Given instruction -> Print every one of the following records verbatim, line for line, with no changes.

Supplied entries ->
--- --- ---
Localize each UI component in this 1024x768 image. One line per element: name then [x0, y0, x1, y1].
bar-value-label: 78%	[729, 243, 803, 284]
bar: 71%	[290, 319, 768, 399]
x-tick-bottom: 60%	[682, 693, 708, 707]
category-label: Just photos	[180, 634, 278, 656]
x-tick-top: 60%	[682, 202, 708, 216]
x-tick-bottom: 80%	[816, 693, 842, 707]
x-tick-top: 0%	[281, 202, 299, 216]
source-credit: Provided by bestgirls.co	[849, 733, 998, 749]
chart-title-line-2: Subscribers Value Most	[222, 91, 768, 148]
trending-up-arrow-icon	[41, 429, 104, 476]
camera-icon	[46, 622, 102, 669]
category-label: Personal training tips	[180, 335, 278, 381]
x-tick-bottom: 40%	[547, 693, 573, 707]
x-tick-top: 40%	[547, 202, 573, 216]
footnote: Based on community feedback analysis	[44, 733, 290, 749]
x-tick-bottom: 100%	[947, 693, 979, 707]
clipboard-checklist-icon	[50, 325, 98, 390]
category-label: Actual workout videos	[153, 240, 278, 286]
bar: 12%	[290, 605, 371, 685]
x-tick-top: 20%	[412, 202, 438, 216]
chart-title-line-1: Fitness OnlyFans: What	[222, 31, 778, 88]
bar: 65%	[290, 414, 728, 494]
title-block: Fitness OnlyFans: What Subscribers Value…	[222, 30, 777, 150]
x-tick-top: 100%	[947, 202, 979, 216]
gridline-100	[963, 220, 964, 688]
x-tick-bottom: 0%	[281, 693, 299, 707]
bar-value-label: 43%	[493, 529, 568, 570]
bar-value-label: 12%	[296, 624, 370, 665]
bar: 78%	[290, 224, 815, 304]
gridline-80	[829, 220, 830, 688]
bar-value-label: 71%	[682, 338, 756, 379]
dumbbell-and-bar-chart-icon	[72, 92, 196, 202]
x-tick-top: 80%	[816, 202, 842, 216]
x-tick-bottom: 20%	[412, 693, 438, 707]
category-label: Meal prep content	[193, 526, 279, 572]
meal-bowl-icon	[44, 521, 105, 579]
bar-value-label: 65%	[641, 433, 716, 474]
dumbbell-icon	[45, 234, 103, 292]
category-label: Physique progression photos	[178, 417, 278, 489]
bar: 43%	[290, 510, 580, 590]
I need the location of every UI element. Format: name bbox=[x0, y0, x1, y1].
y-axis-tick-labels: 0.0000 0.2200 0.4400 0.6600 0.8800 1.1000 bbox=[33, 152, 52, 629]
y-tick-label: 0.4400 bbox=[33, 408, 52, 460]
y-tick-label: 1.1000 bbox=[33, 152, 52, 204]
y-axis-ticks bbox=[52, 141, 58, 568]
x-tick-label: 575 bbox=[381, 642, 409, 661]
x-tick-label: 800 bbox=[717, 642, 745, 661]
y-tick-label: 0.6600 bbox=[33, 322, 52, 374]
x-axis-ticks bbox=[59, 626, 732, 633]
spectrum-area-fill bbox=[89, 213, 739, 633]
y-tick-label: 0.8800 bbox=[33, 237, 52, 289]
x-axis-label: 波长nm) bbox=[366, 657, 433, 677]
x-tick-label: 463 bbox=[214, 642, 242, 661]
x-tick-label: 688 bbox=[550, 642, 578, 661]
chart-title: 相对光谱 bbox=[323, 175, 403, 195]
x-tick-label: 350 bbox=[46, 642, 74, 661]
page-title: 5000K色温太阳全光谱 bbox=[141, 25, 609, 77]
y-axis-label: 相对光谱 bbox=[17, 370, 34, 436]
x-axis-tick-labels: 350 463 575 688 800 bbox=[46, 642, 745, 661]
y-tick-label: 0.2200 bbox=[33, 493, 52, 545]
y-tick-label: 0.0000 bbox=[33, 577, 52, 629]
--- --- ---
Task response ->
Localize each UI component in this 1024x768 image. One line per element: name then [x0, y0, x1, y1].
bar-value-label: 78%	[729, 243, 803, 284]
bar: 71%	[290, 319, 768, 399]
x-tick-bottom: 60%	[682, 693, 708, 707]
category-label: Just photos	[180, 634, 278, 656]
x-tick-top: 60%	[682, 202, 708, 216]
x-tick-bottom: 80%	[816, 693, 842, 707]
x-tick-top: 0%	[281, 202, 299, 216]
source-credit: Provided by bestgirls.co	[849, 733, 998, 749]
chart-title-line-2: Subscribers Value Most	[222, 91, 768, 148]
trending-up-arrow-icon	[41, 429, 104, 476]
camera-icon	[46, 622, 102, 669]
category-label: Personal training tips	[180, 335, 278, 381]
x-tick-bottom: 40%	[547, 693, 573, 707]
x-tick-top: 40%	[547, 202, 573, 216]
footnote: Based on community feedback analysis	[44, 733, 290, 749]
x-tick-bottom: 100%	[947, 693, 979, 707]
clipboard-checklist-icon	[50, 325, 98, 390]
category-label: Actual workout videos	[153, 240, 278, 286]
bar: 12%	[290, 605, 371, 685]
x-tick-top: 20%	[412, 202, 438, 216]
chart-title-line-1: Fitness OnlyFans: What	[222, 31, 778, 88]
bar: 65%	[290, 414, 728, 494]
title-block: Fitness OnlyFans: What Subscribers Value…	[222, 30, 777, 150]
x-tick-top: 100%	[947, 202, 979, 216]
gridline-100	[963, 220, 964, 688]
x-tick-bottom: 0%	[281, 693, 299, 707]
bar-value-label: 43%	[493, 529, 568, 570]
bar-value-label: 12%	[296, 624, 370, 665]
bar: 78%	[290, 224, 815, 304]
gridline-80	[829, 220, 830, 688]
bar-value-label: 71%	[682, 338, 756, 379]
dumbbell-and-bar-chart-icon	[72, 92, 196, 202]
x-tick-top: 80%	[816, 202, 842, 216]
x-tick-bottom: 20%	[412, 693, 438, 707]
category-label: Meal prep content	[193, 526, 279, 572]
meal-bowl-icon	[44, 521, 105, 579]
bar-value-label: 65%	[641, 433, 716, 474]
dumbbell-icon	[45, 234, 103, 292]
category-label: Physique progression photos	[178, 417, 278, 489]
bar: 43%	[290, 510, 580, 590]
I need the location of every UI element. Format: name bbox=[x0, y0, x1, y1].
y-axis-tick-labels: 0.0000 0.2200 0.4400 0.6600 0.8800 1.1000 bbox=[33, 152, 52, 629]
y-tick-label: 0.4400 bbox=[33, 408, 52, 460]
y-tick-label: 1.1000 bbox=[33, 152, 52, 204]
y-axis-ticks bbox=[52, 141, 58, 568]
x-tick-label: 575 bbox=[381, 642, 409, 661]
x-tick-label: 800 bbox=[717, 642, 745, 661]
y-tick-label: 0.6600 bbox=[33, 322, 52, 374]
x-axis-ticks bbox=[59, 626, 732, 633]
spectrum-area-fill bbox=[89, 213, 739, 633]
y-tick-label: 0.8800 bbox=[33, 237, 52, 289]
x-axis-label: 波长nm) bbox=[366, 657, 433, 677]
x-tick-label: 463 bbox=[214, 642, 242, 661]
x-tick-label: 688 bbox=[550, 642, 578, 661]
chart-title: 相对光谱 bbox=[323, 175, 403, 195]
x-tick-label: 350 bbox=[46, 642, 74, 661]
page-title: 5000K色温太阳全光谱 bbox=[141, 25, 609, 77]
y-axis-label: 相对光谱 bbox=[17, 370, 34, 436]
x-axis-tick-labels: 350 463 575 688 800 bbox=[46, 642, 745, 661]
y-tick-label: 0.2200 bbox=[33, 493, 52, 545]
y-tick-label: 0.0000 bbox=[33, 577, 52, 629]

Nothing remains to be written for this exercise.